> [EXERCISE INSTRUCTIONS]: Of all the lines in this data, how many include "Sanjaya"? Respond with the number only.

> [EXCERPTED RECORDS]:
☆ ☆ ☆ ☆ ☆ ☆ ☆

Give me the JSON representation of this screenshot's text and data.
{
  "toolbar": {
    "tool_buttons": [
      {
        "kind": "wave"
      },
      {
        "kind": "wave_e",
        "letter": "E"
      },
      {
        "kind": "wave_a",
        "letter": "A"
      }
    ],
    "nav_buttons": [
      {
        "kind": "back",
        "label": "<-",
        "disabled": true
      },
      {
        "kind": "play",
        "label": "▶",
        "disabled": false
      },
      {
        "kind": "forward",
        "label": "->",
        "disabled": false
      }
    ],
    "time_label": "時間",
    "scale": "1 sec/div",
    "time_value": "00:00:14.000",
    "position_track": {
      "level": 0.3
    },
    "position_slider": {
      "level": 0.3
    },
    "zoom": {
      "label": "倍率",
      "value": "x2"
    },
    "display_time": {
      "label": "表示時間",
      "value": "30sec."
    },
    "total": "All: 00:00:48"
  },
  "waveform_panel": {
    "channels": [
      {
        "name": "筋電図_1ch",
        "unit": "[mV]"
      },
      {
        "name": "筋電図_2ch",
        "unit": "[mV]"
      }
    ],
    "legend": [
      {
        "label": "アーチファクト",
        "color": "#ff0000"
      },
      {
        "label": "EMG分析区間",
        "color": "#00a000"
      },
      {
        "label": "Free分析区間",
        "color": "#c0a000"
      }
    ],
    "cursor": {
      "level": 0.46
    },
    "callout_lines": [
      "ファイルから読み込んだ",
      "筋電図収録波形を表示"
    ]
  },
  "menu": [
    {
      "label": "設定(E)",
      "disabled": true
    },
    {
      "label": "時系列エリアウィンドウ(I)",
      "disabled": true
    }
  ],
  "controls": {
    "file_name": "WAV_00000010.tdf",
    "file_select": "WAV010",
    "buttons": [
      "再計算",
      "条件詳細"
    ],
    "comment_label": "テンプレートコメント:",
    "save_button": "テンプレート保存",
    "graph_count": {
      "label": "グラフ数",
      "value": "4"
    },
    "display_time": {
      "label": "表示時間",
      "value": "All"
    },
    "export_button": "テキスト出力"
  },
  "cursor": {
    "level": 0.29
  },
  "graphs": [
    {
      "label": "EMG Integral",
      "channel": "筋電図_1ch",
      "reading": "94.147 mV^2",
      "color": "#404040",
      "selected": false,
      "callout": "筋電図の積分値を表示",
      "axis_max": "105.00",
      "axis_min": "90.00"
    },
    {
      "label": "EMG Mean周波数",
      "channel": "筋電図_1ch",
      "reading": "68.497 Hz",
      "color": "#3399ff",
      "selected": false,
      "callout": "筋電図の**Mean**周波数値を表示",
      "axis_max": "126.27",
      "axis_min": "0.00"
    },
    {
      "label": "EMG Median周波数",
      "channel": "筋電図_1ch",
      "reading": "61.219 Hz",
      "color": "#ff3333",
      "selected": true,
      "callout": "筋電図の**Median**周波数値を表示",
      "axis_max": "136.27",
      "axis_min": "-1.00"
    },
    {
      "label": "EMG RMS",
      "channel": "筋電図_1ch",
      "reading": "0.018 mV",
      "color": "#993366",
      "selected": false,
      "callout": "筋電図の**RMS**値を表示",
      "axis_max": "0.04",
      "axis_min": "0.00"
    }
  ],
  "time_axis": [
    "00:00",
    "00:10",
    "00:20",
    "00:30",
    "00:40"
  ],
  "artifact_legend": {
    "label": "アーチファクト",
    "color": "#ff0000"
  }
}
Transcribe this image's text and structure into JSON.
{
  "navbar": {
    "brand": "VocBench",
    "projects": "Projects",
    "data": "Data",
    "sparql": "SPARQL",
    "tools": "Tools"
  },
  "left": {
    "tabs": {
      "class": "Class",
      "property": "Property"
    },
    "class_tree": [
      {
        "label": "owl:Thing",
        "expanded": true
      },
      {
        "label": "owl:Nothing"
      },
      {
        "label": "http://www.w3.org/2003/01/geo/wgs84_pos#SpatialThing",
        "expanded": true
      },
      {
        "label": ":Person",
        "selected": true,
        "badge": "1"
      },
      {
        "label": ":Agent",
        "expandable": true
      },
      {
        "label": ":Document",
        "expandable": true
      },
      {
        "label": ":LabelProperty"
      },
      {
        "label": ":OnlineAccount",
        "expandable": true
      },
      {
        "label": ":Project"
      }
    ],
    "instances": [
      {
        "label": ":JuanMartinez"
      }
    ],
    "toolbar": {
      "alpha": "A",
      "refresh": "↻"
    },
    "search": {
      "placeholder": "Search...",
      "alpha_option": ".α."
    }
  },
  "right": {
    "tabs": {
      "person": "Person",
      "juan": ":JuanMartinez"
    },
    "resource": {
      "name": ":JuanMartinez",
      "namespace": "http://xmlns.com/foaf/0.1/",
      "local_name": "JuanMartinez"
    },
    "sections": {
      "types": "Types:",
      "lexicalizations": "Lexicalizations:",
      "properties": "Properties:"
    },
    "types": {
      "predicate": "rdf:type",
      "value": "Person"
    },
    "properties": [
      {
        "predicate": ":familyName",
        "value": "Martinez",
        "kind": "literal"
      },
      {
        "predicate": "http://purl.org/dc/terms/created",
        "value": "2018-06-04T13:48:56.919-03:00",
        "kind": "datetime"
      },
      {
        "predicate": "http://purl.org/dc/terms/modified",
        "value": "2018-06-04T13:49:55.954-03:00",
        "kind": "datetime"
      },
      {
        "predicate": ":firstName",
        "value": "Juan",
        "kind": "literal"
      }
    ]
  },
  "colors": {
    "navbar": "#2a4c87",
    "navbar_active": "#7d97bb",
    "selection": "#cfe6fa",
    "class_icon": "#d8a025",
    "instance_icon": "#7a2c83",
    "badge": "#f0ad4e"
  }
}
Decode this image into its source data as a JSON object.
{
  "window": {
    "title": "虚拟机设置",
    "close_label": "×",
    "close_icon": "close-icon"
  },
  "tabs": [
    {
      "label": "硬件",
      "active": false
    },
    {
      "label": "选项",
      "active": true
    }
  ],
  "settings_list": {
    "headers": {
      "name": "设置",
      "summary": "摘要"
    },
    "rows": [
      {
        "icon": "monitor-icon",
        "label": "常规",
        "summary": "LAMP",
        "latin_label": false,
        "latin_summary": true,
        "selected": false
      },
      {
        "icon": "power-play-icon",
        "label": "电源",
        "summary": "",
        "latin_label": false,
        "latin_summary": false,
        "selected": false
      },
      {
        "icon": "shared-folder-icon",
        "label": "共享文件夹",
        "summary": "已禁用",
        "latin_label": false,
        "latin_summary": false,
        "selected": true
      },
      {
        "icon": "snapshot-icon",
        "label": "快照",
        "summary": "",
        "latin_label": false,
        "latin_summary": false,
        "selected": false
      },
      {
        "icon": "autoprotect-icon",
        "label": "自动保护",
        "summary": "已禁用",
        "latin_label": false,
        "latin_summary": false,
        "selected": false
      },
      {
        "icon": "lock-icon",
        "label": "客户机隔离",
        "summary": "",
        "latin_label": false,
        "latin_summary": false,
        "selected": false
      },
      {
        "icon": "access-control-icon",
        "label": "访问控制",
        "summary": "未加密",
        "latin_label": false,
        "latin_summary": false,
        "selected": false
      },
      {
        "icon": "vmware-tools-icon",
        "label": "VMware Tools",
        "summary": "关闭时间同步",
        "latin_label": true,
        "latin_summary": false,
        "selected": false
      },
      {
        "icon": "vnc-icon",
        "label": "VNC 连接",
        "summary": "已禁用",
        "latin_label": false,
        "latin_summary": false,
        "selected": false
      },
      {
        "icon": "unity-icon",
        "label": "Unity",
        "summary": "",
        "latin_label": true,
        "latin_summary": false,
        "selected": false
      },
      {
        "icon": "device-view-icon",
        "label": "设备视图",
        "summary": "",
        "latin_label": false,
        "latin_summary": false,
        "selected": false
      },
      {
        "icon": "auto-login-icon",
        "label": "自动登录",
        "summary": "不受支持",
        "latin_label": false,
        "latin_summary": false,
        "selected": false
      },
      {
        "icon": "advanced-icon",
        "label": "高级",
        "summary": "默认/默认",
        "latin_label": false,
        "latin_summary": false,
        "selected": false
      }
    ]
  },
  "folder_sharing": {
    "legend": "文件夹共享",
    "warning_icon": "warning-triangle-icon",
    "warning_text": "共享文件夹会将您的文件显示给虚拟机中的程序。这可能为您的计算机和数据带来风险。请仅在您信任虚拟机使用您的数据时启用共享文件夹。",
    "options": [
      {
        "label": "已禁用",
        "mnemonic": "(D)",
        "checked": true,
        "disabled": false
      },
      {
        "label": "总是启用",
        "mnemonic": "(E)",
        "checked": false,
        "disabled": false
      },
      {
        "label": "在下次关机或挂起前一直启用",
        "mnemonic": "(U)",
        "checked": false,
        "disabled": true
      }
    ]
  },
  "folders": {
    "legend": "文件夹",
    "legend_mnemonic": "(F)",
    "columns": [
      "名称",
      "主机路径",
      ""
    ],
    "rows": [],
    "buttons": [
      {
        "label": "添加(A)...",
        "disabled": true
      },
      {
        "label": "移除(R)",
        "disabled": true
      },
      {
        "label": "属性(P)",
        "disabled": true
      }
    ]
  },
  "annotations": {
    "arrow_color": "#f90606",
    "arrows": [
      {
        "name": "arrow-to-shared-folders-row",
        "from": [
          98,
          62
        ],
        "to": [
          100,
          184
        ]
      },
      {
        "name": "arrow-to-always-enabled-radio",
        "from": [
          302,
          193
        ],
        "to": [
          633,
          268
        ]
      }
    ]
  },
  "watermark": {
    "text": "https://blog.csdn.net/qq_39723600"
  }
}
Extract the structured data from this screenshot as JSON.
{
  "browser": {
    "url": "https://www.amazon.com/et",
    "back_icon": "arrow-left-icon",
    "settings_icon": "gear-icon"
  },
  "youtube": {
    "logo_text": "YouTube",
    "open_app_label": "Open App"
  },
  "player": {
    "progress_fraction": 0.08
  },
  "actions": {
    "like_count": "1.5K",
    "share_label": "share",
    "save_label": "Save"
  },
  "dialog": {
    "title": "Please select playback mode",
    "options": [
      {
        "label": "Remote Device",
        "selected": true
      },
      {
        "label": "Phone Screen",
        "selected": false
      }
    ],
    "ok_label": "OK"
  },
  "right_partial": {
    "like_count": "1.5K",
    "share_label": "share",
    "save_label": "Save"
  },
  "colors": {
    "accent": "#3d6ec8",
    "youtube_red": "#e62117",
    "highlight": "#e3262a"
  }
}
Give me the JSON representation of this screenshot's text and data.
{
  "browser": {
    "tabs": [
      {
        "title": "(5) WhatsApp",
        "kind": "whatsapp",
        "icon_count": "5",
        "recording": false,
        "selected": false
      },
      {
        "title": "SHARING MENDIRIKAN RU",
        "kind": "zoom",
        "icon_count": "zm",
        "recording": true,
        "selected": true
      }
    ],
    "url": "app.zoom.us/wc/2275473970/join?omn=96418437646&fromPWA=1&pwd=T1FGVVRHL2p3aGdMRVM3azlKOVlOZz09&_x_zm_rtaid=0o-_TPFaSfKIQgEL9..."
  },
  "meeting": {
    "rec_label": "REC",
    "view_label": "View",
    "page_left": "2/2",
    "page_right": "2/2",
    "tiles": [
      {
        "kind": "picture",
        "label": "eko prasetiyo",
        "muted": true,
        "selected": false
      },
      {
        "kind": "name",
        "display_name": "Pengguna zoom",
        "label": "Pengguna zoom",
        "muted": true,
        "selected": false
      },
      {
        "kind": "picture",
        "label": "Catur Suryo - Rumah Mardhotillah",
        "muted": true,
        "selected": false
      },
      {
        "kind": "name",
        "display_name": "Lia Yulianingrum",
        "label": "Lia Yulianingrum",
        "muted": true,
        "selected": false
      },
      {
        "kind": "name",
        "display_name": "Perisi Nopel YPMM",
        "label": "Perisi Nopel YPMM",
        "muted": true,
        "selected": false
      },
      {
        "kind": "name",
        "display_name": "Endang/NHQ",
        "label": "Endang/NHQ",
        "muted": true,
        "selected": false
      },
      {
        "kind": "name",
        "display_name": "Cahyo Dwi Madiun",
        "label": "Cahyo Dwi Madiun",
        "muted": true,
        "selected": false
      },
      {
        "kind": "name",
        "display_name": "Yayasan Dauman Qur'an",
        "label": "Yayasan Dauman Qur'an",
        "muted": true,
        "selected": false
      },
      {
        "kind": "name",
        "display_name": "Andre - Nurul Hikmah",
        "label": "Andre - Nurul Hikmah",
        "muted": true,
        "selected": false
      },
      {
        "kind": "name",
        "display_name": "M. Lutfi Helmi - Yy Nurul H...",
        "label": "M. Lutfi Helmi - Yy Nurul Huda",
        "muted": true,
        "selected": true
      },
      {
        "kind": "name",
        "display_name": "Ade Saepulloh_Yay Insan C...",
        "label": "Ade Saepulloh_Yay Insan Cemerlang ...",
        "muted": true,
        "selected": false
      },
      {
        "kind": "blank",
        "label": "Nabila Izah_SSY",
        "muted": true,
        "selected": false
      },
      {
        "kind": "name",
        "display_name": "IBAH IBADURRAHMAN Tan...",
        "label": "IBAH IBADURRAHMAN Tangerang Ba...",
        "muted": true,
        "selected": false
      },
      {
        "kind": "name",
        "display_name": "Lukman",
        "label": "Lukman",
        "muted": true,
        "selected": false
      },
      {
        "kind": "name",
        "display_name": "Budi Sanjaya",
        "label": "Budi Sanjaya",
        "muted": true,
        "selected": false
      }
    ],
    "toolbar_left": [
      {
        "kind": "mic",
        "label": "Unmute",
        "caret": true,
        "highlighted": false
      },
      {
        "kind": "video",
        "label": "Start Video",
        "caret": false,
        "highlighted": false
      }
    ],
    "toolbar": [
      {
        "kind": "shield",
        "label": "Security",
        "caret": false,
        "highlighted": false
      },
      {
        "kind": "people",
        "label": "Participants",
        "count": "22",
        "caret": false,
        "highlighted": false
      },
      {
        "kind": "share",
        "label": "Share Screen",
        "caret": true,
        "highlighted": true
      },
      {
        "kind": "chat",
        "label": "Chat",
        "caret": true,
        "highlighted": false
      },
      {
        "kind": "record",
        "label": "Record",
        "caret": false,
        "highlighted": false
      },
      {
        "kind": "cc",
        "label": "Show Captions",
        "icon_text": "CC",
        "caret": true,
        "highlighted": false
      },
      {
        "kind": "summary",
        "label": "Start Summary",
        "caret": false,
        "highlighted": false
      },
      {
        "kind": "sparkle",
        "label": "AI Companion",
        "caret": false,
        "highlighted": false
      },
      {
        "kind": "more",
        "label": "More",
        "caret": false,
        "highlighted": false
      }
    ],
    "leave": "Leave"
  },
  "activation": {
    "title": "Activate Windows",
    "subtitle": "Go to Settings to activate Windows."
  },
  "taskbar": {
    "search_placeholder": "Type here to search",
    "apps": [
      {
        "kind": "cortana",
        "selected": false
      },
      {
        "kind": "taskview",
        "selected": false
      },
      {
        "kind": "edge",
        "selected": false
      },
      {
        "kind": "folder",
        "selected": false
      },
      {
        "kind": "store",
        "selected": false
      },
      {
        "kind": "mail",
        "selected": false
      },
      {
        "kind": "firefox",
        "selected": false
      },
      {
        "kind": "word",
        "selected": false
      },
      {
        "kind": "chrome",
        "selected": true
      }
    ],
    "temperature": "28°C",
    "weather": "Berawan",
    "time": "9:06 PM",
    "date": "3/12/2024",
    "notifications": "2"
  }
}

☆ ☆ ☆ ☆ ☆ ☆ ☆

> [FINISHED TASK]: 2